:: Request ::
Scan the material that follows. Copy every line containing the word "Aislamientos".

:: The input ::
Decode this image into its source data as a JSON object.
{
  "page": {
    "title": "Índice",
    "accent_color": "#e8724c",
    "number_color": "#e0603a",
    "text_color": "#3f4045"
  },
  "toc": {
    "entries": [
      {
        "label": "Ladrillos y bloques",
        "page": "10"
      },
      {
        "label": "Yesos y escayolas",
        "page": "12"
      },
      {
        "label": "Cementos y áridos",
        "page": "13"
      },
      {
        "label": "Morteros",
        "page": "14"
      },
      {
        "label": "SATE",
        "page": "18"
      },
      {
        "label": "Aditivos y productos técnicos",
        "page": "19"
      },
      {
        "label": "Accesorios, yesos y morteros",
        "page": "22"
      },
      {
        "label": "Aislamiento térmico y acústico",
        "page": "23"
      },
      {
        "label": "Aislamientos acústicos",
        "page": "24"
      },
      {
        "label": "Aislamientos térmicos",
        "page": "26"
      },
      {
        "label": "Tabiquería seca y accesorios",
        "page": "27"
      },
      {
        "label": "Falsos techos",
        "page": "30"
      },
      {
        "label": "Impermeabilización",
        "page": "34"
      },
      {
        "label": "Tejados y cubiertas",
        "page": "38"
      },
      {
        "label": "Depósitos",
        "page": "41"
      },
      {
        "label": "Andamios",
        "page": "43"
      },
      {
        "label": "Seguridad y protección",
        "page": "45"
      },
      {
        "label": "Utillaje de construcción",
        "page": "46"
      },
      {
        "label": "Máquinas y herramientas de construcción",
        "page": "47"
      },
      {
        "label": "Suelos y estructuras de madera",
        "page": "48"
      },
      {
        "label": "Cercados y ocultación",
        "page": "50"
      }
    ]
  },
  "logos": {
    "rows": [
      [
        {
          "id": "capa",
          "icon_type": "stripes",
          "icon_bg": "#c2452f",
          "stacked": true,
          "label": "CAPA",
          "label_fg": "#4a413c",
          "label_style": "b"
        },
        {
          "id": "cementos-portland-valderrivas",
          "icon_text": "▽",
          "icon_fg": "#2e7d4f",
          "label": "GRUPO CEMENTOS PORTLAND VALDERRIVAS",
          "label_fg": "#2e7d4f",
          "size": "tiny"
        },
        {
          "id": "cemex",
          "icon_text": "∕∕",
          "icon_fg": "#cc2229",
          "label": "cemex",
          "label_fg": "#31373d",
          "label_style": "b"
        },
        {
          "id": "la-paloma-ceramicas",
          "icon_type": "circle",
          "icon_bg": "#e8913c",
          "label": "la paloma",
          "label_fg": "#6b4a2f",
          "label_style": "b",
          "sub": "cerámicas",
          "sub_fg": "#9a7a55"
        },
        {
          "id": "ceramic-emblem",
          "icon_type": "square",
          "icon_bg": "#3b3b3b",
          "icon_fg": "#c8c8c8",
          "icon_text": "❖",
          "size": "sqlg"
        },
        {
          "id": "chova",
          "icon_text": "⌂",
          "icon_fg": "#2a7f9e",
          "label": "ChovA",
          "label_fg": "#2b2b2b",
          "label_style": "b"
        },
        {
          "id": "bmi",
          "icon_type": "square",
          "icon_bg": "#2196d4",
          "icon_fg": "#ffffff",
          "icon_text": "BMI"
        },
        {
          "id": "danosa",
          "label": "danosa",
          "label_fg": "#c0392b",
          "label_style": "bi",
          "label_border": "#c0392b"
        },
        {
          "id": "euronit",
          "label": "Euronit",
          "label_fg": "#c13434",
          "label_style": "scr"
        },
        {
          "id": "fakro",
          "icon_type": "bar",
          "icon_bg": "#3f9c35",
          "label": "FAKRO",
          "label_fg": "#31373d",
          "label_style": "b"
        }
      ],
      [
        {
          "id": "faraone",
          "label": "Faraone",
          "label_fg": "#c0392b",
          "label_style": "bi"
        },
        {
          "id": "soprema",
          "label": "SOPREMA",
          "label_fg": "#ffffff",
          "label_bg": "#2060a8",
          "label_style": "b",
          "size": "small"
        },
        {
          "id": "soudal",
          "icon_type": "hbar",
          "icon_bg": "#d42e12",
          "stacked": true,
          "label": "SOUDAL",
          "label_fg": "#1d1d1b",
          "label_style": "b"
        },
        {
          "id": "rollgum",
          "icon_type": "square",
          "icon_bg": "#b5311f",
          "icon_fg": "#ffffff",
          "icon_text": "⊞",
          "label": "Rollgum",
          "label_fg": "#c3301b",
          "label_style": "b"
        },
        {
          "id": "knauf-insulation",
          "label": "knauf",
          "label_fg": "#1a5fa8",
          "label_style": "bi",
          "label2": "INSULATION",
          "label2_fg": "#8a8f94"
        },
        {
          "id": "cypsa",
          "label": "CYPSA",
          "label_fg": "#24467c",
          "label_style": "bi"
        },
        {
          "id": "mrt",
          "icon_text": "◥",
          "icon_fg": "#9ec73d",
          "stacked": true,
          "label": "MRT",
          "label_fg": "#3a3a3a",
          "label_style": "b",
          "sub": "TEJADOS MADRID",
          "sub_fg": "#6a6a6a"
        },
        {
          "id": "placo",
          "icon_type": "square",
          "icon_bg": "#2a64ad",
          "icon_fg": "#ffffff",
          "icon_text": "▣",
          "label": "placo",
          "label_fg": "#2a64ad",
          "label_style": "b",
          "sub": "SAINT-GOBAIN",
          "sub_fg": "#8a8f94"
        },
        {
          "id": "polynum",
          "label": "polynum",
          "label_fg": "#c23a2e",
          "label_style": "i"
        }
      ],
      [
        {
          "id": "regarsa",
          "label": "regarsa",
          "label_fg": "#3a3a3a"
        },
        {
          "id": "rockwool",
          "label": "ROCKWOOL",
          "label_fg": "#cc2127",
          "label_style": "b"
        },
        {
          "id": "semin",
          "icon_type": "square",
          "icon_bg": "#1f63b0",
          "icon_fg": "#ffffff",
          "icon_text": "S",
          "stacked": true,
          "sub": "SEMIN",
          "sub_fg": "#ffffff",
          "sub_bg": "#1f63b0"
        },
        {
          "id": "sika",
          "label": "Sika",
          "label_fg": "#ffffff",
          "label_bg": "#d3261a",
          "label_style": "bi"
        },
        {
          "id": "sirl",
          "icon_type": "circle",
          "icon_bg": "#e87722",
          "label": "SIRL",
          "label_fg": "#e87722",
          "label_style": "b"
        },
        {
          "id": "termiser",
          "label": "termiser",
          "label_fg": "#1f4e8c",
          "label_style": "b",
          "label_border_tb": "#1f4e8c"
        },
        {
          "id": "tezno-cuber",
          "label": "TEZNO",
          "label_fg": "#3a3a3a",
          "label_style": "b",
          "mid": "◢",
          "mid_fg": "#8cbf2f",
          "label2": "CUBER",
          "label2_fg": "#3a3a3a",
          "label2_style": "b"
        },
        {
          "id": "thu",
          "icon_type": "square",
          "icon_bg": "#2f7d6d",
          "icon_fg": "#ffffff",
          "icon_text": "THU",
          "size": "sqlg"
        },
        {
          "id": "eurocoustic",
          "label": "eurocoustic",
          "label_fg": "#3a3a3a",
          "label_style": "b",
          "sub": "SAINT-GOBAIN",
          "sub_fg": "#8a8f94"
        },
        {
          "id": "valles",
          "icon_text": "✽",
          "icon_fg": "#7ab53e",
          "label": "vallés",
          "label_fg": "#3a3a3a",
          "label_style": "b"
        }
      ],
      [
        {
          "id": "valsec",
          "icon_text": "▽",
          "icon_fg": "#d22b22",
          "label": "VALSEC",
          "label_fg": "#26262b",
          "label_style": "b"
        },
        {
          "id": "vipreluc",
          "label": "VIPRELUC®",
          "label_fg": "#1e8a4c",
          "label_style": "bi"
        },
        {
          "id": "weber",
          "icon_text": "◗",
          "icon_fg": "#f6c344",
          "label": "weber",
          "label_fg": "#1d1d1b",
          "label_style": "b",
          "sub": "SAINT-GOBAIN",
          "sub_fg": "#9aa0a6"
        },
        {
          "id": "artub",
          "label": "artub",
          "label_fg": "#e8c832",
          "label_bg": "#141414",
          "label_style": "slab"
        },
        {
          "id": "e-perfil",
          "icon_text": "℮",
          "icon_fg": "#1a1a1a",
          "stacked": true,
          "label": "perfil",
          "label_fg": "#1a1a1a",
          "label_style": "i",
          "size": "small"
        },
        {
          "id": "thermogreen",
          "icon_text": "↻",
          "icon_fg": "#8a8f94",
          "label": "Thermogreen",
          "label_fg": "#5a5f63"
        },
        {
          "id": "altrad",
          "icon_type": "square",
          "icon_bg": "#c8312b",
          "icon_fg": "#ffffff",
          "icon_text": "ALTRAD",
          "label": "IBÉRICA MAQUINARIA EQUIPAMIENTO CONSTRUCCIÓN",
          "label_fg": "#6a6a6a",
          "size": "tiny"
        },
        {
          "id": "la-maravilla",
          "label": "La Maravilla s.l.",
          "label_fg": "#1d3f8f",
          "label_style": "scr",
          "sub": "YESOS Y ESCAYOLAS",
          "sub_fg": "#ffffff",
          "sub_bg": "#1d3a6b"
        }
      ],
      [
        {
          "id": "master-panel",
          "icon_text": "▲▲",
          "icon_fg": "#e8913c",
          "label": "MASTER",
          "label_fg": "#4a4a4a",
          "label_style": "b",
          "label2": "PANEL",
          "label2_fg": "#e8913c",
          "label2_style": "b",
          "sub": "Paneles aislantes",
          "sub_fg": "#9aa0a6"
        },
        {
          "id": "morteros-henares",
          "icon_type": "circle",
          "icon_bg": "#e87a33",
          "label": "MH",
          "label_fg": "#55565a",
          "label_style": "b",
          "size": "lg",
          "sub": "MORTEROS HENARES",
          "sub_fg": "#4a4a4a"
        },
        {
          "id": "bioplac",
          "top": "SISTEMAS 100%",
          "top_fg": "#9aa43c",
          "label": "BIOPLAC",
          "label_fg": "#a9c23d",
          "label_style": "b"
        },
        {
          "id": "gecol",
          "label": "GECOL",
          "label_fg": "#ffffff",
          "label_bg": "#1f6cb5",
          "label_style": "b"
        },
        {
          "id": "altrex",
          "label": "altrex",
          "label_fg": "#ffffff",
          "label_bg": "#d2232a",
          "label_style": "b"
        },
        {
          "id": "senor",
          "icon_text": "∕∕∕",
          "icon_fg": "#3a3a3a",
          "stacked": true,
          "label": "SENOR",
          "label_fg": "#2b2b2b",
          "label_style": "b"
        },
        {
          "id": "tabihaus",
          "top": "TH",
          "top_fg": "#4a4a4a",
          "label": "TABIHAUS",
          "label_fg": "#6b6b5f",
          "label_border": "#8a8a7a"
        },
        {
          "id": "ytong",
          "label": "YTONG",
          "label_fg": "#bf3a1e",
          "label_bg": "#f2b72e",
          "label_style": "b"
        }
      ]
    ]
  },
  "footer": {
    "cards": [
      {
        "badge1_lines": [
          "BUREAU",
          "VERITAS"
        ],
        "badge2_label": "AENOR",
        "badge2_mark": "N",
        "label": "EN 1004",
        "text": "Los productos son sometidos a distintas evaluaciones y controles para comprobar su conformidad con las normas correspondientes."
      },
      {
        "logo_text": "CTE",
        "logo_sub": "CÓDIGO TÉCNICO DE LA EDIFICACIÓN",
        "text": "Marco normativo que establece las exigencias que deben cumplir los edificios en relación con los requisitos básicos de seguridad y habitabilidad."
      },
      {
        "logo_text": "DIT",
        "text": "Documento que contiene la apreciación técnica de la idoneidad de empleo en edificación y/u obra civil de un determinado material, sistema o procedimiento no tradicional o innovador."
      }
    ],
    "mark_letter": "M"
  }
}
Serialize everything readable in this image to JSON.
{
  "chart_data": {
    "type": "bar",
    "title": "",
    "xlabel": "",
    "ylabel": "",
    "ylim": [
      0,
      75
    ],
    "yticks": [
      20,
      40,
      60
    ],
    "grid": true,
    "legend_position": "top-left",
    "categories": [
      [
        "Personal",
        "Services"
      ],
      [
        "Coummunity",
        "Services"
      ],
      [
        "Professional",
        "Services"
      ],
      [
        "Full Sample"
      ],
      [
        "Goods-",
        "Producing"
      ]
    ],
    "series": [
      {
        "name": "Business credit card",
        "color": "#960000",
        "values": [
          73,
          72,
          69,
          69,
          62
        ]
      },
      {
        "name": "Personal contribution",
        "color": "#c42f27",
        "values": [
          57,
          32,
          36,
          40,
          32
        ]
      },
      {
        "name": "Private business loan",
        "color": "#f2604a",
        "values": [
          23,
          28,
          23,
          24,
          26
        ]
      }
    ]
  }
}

:: Solution for this problem ::
        "label": "Aislamientos acústicos",
        "label": "Aislamientos térmicos",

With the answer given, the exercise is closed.